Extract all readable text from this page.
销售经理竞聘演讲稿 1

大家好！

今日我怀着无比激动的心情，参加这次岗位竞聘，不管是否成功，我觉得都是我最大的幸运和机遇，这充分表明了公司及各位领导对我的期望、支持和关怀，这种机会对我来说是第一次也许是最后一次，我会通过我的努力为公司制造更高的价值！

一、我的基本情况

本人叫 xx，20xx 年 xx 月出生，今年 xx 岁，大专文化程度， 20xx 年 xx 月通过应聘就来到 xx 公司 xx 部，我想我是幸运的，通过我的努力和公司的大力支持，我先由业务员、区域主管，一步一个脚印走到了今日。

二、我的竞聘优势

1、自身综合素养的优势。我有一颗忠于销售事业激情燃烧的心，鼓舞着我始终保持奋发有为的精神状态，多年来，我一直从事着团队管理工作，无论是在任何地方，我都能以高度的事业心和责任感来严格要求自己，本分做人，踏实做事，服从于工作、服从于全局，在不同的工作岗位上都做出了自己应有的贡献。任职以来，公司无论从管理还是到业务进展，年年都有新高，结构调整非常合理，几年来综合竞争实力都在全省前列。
--
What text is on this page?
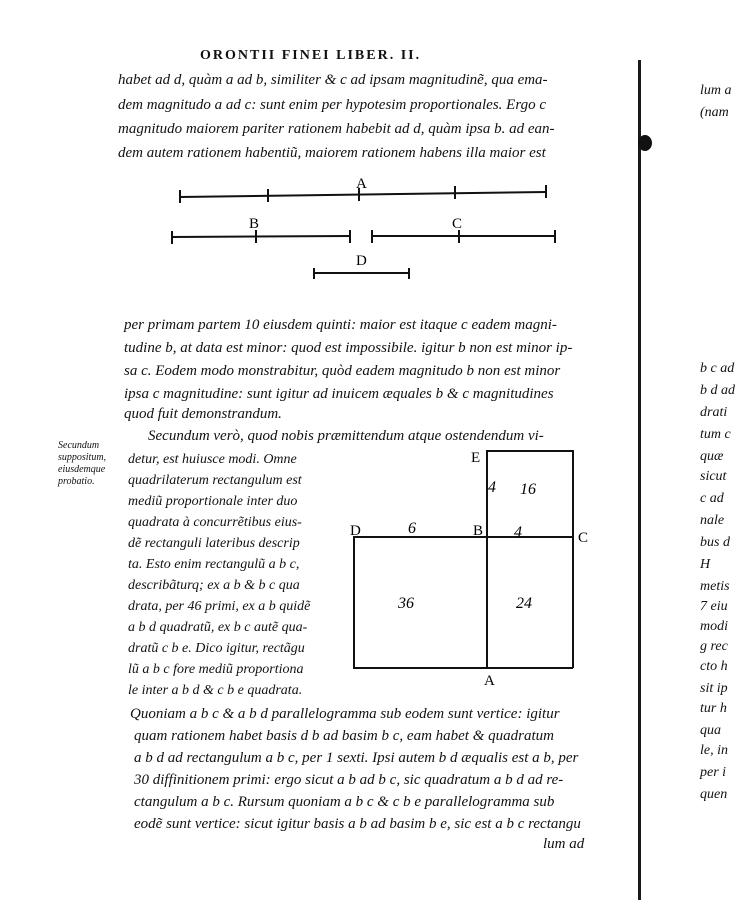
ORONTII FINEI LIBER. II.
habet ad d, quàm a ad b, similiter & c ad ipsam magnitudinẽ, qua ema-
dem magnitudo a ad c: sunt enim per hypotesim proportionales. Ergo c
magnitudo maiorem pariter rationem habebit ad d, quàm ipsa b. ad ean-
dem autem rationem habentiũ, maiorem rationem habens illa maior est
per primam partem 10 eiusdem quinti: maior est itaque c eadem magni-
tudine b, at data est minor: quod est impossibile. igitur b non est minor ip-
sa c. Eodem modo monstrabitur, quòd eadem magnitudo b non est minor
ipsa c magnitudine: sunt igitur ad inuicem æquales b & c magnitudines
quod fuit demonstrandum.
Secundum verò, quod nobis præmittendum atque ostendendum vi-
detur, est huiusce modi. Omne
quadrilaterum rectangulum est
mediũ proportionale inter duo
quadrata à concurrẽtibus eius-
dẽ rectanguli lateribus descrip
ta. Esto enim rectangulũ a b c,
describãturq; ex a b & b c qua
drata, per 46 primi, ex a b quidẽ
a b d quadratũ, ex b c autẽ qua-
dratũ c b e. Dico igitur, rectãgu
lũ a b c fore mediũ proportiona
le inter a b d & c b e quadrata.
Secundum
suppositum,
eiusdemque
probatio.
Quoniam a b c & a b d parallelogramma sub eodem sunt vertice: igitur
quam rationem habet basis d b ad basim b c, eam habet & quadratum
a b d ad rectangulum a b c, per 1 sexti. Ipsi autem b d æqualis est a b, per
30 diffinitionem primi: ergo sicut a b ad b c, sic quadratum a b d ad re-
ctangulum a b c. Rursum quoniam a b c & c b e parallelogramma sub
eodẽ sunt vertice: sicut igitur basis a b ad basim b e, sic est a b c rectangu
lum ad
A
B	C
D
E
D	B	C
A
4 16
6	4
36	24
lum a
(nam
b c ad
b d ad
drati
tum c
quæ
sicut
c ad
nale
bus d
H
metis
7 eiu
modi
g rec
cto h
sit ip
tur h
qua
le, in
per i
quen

WHAT NEEDS TO BE DONE:
Locate all lines that include the word "page" and copy them out.

TASK OUTPUT:
Extract all readable text from this page.
What text is on this page?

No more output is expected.